MATERIAL FOR THIS EXERCISE:
————————

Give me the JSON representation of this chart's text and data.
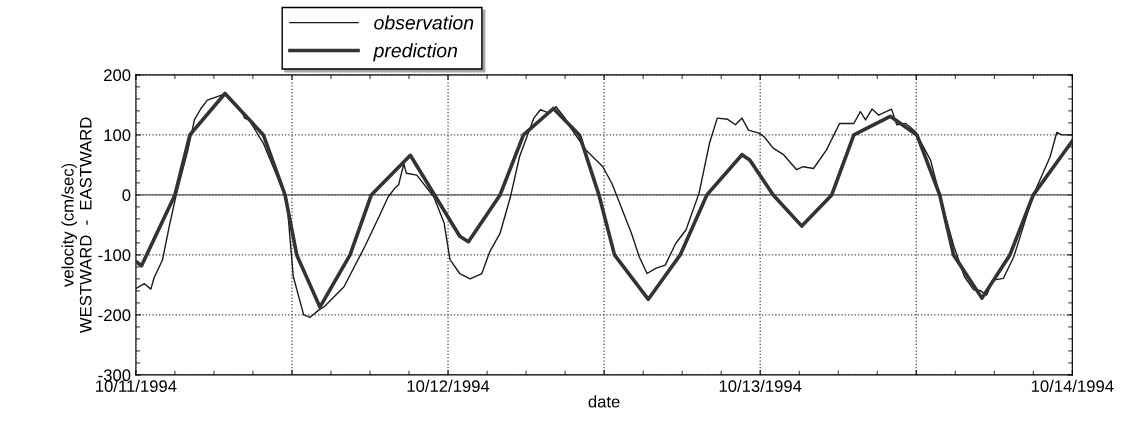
{
  "chart_data": {
    "type": "line",
    "xlabel": "date",
    "ylabel": "velocity (cm/sec)\nWESTWARD  -  EASTWARD",
    "xlim": [
      "1994-10-11T00:00",
      "1994-10-14T00:00"
    ],
    "ylim": [
      -300,
      200
    ],
    "xticks": [
      {
        "value": "1994-10-11",
        "label": "10/11/1994"
      },
      {
        "value": "1994-10-11T12:00",
        "label": null
      },
      {
        "value": "1994-10-12",
        "label": "10/12/1994"
      },
      {
        "value": "1994-10-12T12:00",
        "label": null
      },
      {
        "value": "1994-10-13",
        "label": "10/13/1994"
      },
      {
        "value": "1994-10-13T12:00",
        "label": null
      },
      {
        "value": "1994-10-14",
        "label": "10/14/1994"
      }
    ],
    "yticks": [
      -300,
      -200,
      -100,
      0,
      100,
      200
    ],
    "grid": true,
    "legend": "top left",
    "marker": "none",
    "ref_lines": [
      {
        "axis": "y",
        "value": 0,
        "color": "#555555",
        "line_style": "solid"
      }
    ],
    "series": [
      {
        "name": "observation",
        "color": "#1a1a1a",
        "line_style": "solid",
        "x": [
          "1994-10-11T00:00",
          "1994-10-11T00:39",
          "1994-10-11T01:09",
          "1994-10-11T01:24",
          "1994-10-11T02:03",
          "1994-10-11T02:34",
          "1994-10-11T03:06",
          "1994-10-11T04:00",
          "1994-10-11T04:30",
          "1994-10-11T05:00",
          "1994-10-11T05:30",
          "1994-10-11T06:48",
          "1994-10-11T08:06",
          "1994-10-11T08:21",
          "1994-10-11T08:42",
          "1994-10-11T09:48",
          "1994-10-11T11:36",
          "1994-10-11T12:06",
          "1994-10-11T12:54",
          "1994-10-11T13:24",
          "1994-10-11T14:03",
          "1994-10-11T14:30",
          "1994-10-11T16:00",
          "1994-10-11T17:36",
          "1994-10-11T18:42",
          "1994-10-11T19:24",
          "1994-10-11T19:54",
          "1994-10-11T20:12",
          "1994-10-11T20:36",
          "1994-10-11T20:48",
          "1994-10-11T21:36",
          "1994-10-11T22:54",
          "1994-10-11T23:42",
          "1994-10-12T00:09",
          "1994-10-12T00:54",
          "1994-10-12T01:42",
          "1994-10-12T02:36",
          "1994-10-12T03:12",
          "1994-10-12T04:00",
          "1994-10-12T04:48",
          "1994-10-12T05:30",
          "1994-10-12T06:36",
          "1994-10-12T07:06",
          "1994-10-12T07:48",
          "1994-10-12T08:18",
          "1994-10-12T09:00",
          "1994-10-12T09:12",
          "1994-10-12T10:36",
          "1994-10-12T11:54",
          "1994-10-12T12:36",
          "1994-10-12T13:24",
          "1994-10-12T14:06",
          "1994-10-12T14:42",
          "1994-10-12T15:18",
          "1994-10-12T16:00",
          "1994-10-12T16:42",
          "1994-10-12T17:30",
          "1994-10-12T18:18",
          "1994-10-12T19:18",
          "1994-10-12T20:06",
          "1994-10-12T20:42",
          "1994-10-12T21:30",
          "1994-10-12T22:06",
          "1994-10-12T22:36",
          "1994-10-12T23:06",
          "1994-10-12T23:54",
          "1994-10-13T00:18",
          "1994-10-13T01:00",
          "1994-10-13T01:48",
          "1994-10-13T02:48",
          "1994-10-13T03:18",
          "1994-10-13T04:06",
          "1994-10-13T05:06",
          "1994-10-13T06:06",
          "1994-10-13T07:12",
          "1994-10-13T07:42",
          "1994-10-13T08:06",
          "1994-10-13T08:36",
          "1994-10-13T09:06",
          "1994-10-13T10:06",
          "1994-10-13T10:30",
          "1994-10-13T11:12",
          "1994-10-13T11:54",
          "1994-10-13T13:06",
          "1994-10-13T14:06",
          "1994-10-13T14:54",
          "1994-10-13T15:42",
          "1994-10-13T16:24",
          "1994-10-13T16:54",
          "1994-10-13T17:24",
          "1994-10-13T17:54",
          "1994-10-13T18:42",
          "1994-10-13T19:30",
          "1994-10-13T21:00",
          "1994-10-13T22:18",
          "1994-10-13T22:48",
          "1994-10-13T23:12",
          "1994-10-14T00:00"
        ],
        "values": [
          -156,
          -148,
          -157,
          -138,
          -108,
          -52,
          0,
          75,
          125,
          144,
          158,
          168,
          142,
          128,
          125,
          86,
          -8,
          -136,
          -200,
          -204,
          -192,
          -186,
          -153,
          -86,
          -36,
          -3,
          11,
          17,
          52,
          36,
          33,
          -3,
          -47,
          -108,
          -131,
          -140,
          -131,
          -95,
          -64,
          -3,
          64,
          128,
          142,
          136,
          147,
          128,
          119,
          75,
          47,
          19,
          -25,
          -64,
          -103,
          -131,
          -122,
          -117,
          -81,
          -58,
          3,
          86,
          128,
          126,
          117,
          128,
          108,
          103,
          97,
          78,
          67,
          42,
          47,
          44,
          75,
          119,
          119,
          139,
          125,
          143,
          133,
          143,
          117,
          119,
          106,
          58,
          -25,
          -86,
          -136,
          -158,
          -159,
          -167,
          -142,
          -139,
          -103,
          0,
          64,
          104,
          100,
          100
        ]
      },
      {
        "name": "prediction",
        "color": "#333333",
        "line_style": "solid",
        "x": [
          "1994-10-11T00:00",
          "1994-10-11T00:26",
          "1994-10-11T03:00",
          "1994-10-11T04:09",
          "1994-10-11T06:51",
          "1994-10-11T09:48",
          "1994-10-11T11:28",
          "1994-10-11T12:22",
          "1994-10-11T14:09",
          "1994-10-11T16:28",
          "1994-10-11T18:06",
          "1994-10-11T21:06",
          "1994-10-12T00:54",
          "1994-10-12T01:34",
          "1994-10-12T04:00",
          "1994-10-12T05:48",
          "1994-10-12T08:06",
          "1994-10-12T10:06",
          "1994-10-12T11:36",
          "1994-10-12T12:48",
          "1994-10-12T15:24",
          "1994-10-12T17:51",
          "1994-10-12T19:54",
          "1994-10-12T22:36",
          "1994-10-12T23:12",
          "1994-10-13T01:00",
          "1994-10-13T03:12",
          "1994-10-13T05:30",
          "1994-10-13T07:12",
          "1994-10-13T10:00",
          "1994-10-13T12:03",
          "1994-10-13T13:48",
          "1994-10-13T14:52",
          "1994-10-13T17:03",
          "1994-10-13T19:12",
          "1994-10-13T21:00",
          "1994-10-14T00:00"
        ],
        "values": [
          -111,
          -118,
          0,
          100,
          169,
          100,
          0,
          -100,
          -187,
          -100,
          0,
          66,
          -69,
          -78,
          0,
          100,
          144,
          100,
          0,
          -100,
          -174,
          -100,
          0,
          67,
          58,
          0,
          -52,
          0,
          100,
          131,
          100,
          0,
          -100,
          -172,
          -100,
          0,
          90
        ]
      }
    ]
  }
}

————————

SET TASK: Each record above should come back exactly the same, only without its pictures.

FULL SOLUTION:
Give me the JSON representation of this chart's text and data.
{
  "chart_data": {
    "type": "line",
    "xlabel": "date",
    "ylabel": "velocity (cm/sec)\nWESTWARD  -  EASTWARD",
    "xlim": [
      "1994-10-11T00:00",
      "1994-10-14T00:00"
    ],
    "ylim": [
      -300,
      200
    ],
    "xticks": [
      {
        "value": "1994-10-11",
        "label": "10/11/1994"
      },
      {
        "value": "1994-10-11T12:00",
        "label": null
      },
      {
        "value": "1994-10-12",
        "label": "10/12/1994"
      },
      {
        "value": "1994-10-12T12:00",
        "label": null
      },
      {
        "value": "1994-10-13",
        "label": "10/13/1994"
      },
      {
        "value": "1994-10-13T12:00",
        "label": null
      },
      {
        "value": "1994-10-14",
        "label": "10/14/1994"
      }
    ],
    "yticks": [
      -300,
      -200,
      -100,
      0,
      100,
      200
    ],
    "grid": true,
    "legend": "top left",
    "marker": "none",
    "ref_lines": [
      {
        "axis": "y",
        "value": 0,
        "color": "#555555",
        "line_style": "solid"
      }
    ],
    "series": [
      {
        "name": "observation",
        "color": "#1a1a1a",
        "line_style": "solid",
        "x": [
          "1994-10-11T00:00",
          "1994-10-11T00:39",
          "1994-10-11T01:09",
          "1994-10-11T01:24",
          "1994-10-11T02:03",
          "1994-10-11T02:34",
          "1994-10-11T03:06",
          "1994-10-11T04:00",
          "1994-10-11T04:30",
          "1994-10-11T05:00",
          "1994-10-11T05:30",
          "1994-10-11T06:48",
          "1994-10-11T08:06",
          "1994-10-11T08:21",
          "1994-10-11T08:42",
          "1994-10-11T09:48",
          "1994-10-11T11:36",
          "1994-10-11T12:06",
          "1994-10-11T12:54",
          "1994-10-11T13:24",
          "1994-10-11T14:03",
          "1994-10-11T14:30",
          "1994-10-11T16:00",
          "1994-10-11T17:36",
          "1994-10-11T18:42",
          "1994-10-11T19:24",
          "1994-10-11T19:54",
          "1994-10-11T20:12",
          "1994-10-11T20:36",
          "1994-10-11T20:48",
          "1994-10-11T21:36",
          "1994-10-11T22:54",
          "1994-10-11T23:42",
          "1994-10-12T00:09",
          "1994-10-12T00:54",
          "1994-10-12T01:42",
          "1994-10-12T02:36",
          "1994-10-12T03:12",
          "1994-10-12T04:00",
          "1994-10-12T04:48",
          "1994-10-12T05:30",
          "1994-10-12T06:36",
          "1994-10-12T07:06",
          "1994-10-12T07:48",
          "1994-10-12T08:18",
          "1994-10-12T09:00",
          "1994-10-12T09:12",
          "1994-10-12T10:36",
          "1994-10-12T11:54",
          "1994-10-12T12:36",
          "1994-10-12T13:24",
          "1994-10-12T14:06",
          "1994-10-12T14:42",
          "1994-10-12T15:18",
          "1994-10-12T16:00",
          "1994-10-12T16:42",
          "1994-10-12T17:30",
          "1994-10-12T18:18",
          "1994-10-12T19:18",
          "1994-10-12T20:06",
          "1994-10-12T20:42",
          "1994-10-12T21:30",
          "1994-10-12T22:06",
          "1994-10-12T22:36",
          "1994-10-12T23:06",
          "1994-10-12T23:54",
          "1994-10-13T00:18",
          "1994-10-13T01:00",
          "1994-10-13T01:48",
          "1994-10-13T02:48",
          "1994-10-13T03:18",
          "1994-10-13T04:06",
          "1994-10-13T05:06",
          "1994-10-13T06:06",
          "1994-10-13T07:12",
          "1994-10-13T07:42",
          "1994-10-13T08:06",
          "1994-10-13T08:36",
          "1994-10-13T09:06",
          "1994-10-13T10:06",
          "1994-10-13T10:30",
          "1994-10-13T11:12",
          "1994-10-13T11:54",
          "1994-10-13T13:06",
          "1994-10-13T14:06",
          "1994-10-13T14:54",
          "1994-10-13T15:42",
          "1994-10-13T16:24",
          "1994-10-13T16:54",
          "1994-10-13T17:24",
          "1994-10-13T17:54",
          "1994-10-13T18:42",
          "1994-10-13T19:30",
          "1994-10-13T21:00",
          "1994-10-13T22:18",
          "1994-10-13T22:48",
          "1994-10-13T23:12",
          "1994-10-14T00:00"
        ],
        "values": [
          -156,
          -148,
          -157,
          -138,
          -108,
          -52,
          0,
          75,
          125,
          144,
          158,
          168,
          142,
          128,
          125,
          86,
          -8,
          -136,
          -200,
          -204,
          -192,
          -186,
          -153,
          -86,
          -36,
          -3,
          11,
          17,
          52,
          36,
          33,
          -3,
          -47,
          -108,
          -131,
          -140,
          -131,
          -95,
          -64,
          -3,
          64,
          128,
          142,
          136,
          147,
          128,
          119,
          75,
          47,
          19,
          -25,
          -64,
          -103,
          -131,
          -122,
          -117,
          -81,
          -58,
          3,
          86,
          128,
          126,
          117,
          128,
          108,
          103,
          97,
          78,
          67,
          42,
          47,
          44,
          75,
          119,
          119,
          139,
          125,
          143,
          133,
          143,
          117,
          119,
          106,
          58,
          -25,
          -86,
          -136,
          -158,
          -159,
          -167,
          -142,
          -139,
          -103,
          0,
          64,
          104,
          100,
          100
        ]
      },
      {
        "name": "prediction",
        "color": "#333333",
        "line_style": "solid",
        "x": [
          "1994-10-11T00:00",
          "1994-10-11T00:26",
          "1994-10-11T03:00",
          "1994-10-11T04:09",
          "1994-10-11T06:51",
          "1994-10-11T09:48",
          "1994-10-11T11:28",
          "1994-10-11T12:22",
          "1994-10-11T14:09",
          "1994-10-11T16:28",
          "1994-10-11T18:06",
          "1994-10-11T21:06",
          "1994-10-12T00:54",
          "1994-10-12T01:34",
          "1994-10-12T04:00",
          "1994-10-12T05:48",
          "1994-10-12T08:06",
          "1994-10-12T10:06",
          "1994-10-12T11:36",
          "1994-10-12T12:48",
          "1994-10-12T15:24",
          "1994-10-12T17:51",
          "1994-10-12T19:54",
          "1994-10-12T22:36",
          "1994-10-12T23:12",
          "1994-10-13T01:00",
          "1994-10-13T03:12",
          "1994-10-13T05:30",
          "1994-10-13T07:12",
          "1994-10-13T10:00",
          "1994-10-13T12:03",
          "1994-10-13T13:48",
          "1994-10-13T14:52",
          "1994-10-13T17:03",
          "1994-10-13T19:12",
          "1994-10-13T21:00",
          "1994-10-14T00:00"
        ],
        "values": [
          -111,
          -118,
          0,
          100,
          169,
          100,
          0,
          -100,
          -187,
          -100,
          0,
          66,
          -69,
          -78,
          0,
          100,
          144,
          100,
          0,
          -100,
          -174,
          -100,
          0,
          67,
          58,
          0,
          -52,
          0,
          100,
          131,
          100,
          0,
          -100,
          -172,
          -100,
          0,
          90
        ]
      }
    ]
  }
}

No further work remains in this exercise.